# [PROBLEM REQUIREMENTS]
Check each line of the records below and collect those holding "accuracy".

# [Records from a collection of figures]
|---|

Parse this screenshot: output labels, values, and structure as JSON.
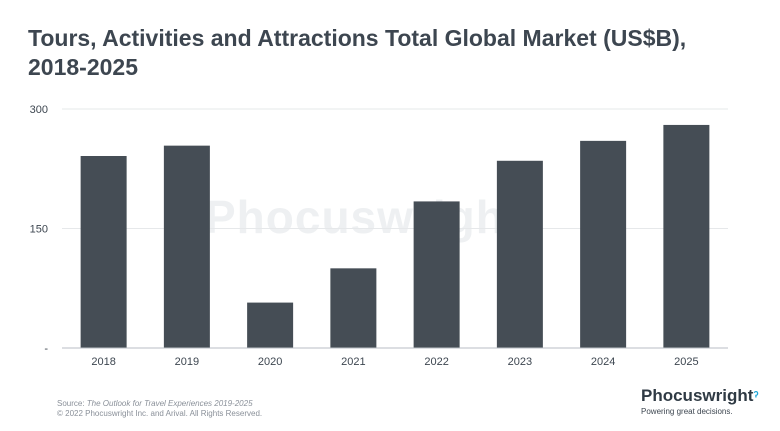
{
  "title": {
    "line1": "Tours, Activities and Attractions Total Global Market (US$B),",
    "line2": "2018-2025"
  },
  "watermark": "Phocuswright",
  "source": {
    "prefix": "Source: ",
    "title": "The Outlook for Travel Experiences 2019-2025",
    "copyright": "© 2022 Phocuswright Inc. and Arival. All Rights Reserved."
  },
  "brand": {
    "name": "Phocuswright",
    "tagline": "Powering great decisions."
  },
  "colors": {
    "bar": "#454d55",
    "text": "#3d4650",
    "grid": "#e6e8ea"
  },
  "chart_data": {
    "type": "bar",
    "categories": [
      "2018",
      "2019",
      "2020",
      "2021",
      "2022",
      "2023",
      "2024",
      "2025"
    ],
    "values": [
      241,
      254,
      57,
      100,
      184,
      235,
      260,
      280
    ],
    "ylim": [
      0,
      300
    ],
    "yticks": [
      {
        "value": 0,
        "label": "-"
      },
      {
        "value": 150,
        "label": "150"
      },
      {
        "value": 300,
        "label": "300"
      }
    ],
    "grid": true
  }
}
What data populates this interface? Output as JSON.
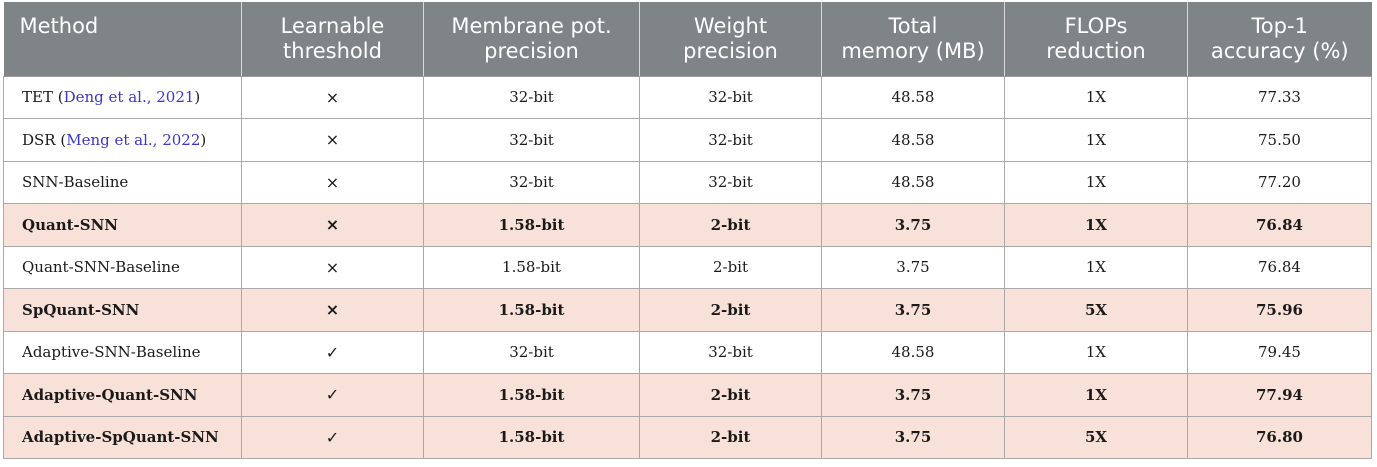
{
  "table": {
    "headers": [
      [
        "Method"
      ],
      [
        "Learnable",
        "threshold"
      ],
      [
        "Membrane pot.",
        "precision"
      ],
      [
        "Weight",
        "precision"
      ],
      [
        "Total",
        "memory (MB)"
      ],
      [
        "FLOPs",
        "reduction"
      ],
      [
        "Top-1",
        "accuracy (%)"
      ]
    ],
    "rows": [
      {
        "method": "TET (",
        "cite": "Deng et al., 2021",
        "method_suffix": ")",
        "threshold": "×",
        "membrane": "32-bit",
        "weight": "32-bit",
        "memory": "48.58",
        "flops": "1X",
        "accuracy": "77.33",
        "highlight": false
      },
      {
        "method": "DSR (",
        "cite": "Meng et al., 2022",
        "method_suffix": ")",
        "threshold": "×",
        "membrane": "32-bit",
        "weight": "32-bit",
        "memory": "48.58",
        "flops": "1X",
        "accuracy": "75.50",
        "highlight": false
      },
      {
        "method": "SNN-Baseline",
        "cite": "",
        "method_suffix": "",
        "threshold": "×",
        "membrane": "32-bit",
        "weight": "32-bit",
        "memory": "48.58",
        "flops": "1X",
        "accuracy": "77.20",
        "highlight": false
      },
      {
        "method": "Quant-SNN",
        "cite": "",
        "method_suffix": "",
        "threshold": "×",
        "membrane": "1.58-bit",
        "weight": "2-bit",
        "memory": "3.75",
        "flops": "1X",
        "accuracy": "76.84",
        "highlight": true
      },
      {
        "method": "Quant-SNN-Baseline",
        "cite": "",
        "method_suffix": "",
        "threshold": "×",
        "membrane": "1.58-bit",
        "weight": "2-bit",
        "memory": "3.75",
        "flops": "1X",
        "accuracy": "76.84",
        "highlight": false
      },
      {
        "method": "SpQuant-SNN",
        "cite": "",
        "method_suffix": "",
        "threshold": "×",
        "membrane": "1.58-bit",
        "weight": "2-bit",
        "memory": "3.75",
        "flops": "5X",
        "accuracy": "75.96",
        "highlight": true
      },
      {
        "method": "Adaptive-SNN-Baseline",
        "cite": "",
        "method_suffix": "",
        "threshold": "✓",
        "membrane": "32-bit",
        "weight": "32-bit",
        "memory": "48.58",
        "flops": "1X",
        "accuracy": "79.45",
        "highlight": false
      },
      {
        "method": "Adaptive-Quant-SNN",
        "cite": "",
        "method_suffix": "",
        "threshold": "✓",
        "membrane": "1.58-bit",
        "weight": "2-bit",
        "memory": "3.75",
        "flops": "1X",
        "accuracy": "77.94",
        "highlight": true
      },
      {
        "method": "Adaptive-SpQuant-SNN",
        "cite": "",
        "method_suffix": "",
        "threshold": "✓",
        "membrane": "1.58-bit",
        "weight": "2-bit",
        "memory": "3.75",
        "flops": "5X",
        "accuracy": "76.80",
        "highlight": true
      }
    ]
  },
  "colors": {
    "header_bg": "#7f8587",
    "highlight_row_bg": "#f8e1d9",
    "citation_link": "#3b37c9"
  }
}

|---|

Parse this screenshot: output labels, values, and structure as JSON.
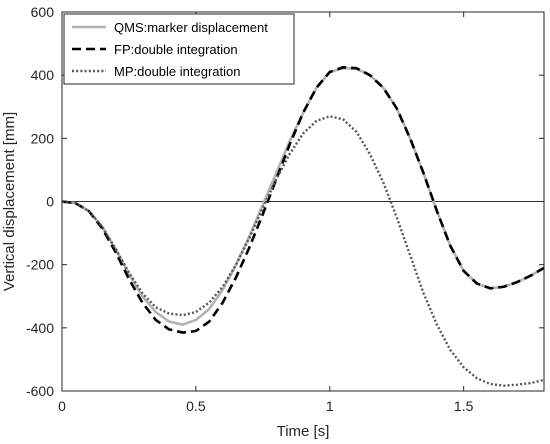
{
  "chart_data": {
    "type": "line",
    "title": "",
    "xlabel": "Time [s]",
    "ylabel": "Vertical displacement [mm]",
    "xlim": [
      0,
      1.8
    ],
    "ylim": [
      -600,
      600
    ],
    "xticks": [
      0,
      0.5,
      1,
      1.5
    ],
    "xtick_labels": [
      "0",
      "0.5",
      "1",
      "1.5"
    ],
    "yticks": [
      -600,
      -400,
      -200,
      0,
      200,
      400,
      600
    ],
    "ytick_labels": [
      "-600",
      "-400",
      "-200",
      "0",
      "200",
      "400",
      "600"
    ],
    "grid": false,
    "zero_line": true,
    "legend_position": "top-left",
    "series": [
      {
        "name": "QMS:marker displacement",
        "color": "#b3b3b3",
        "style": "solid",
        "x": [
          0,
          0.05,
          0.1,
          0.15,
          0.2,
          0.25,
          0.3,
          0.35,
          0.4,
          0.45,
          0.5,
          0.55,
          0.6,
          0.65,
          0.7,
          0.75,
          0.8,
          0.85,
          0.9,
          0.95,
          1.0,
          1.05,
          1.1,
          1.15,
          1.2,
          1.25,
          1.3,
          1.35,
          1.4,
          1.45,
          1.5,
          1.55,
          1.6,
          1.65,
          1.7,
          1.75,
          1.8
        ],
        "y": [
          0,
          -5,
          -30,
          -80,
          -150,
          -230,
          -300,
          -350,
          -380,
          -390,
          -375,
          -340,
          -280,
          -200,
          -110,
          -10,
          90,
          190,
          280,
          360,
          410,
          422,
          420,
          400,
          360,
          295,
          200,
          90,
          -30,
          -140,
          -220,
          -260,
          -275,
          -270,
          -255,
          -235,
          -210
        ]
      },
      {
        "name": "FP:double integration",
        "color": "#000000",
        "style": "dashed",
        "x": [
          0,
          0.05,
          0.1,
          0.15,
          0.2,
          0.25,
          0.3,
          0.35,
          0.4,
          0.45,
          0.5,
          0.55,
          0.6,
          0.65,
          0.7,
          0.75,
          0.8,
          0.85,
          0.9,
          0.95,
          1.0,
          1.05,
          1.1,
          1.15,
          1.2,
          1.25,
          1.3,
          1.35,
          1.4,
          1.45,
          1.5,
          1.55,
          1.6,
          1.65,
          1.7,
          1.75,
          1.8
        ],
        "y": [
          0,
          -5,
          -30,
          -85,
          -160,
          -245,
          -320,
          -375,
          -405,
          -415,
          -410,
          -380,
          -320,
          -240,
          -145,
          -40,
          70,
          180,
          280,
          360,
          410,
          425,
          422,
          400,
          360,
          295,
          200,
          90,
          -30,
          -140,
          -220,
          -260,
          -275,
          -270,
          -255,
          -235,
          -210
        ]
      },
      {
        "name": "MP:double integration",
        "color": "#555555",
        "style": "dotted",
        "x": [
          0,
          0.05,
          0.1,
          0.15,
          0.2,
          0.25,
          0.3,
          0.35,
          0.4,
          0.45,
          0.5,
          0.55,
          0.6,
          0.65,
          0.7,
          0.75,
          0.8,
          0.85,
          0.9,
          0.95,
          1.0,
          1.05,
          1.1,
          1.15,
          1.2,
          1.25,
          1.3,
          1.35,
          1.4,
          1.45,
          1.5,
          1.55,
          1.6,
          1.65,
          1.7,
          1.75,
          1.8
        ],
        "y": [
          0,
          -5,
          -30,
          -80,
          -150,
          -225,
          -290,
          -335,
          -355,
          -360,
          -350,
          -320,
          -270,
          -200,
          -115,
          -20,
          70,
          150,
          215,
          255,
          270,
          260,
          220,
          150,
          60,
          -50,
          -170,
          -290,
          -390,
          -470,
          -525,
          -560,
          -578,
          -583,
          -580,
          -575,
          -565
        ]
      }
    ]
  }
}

|---|

# [EXERCISE OUTPUT]
        "accuracy (%)"
        "accuracy": "77.33",
        "accuracy": "75.50",
        "accuracy": "77.20",
        "accuracy": "76.84",
        "accuracy": "76.84",
        "accuracy": "75.96",
        "accuracy": "79.45",
        "accuracy": "77.94",
        "accuracy": "76.80",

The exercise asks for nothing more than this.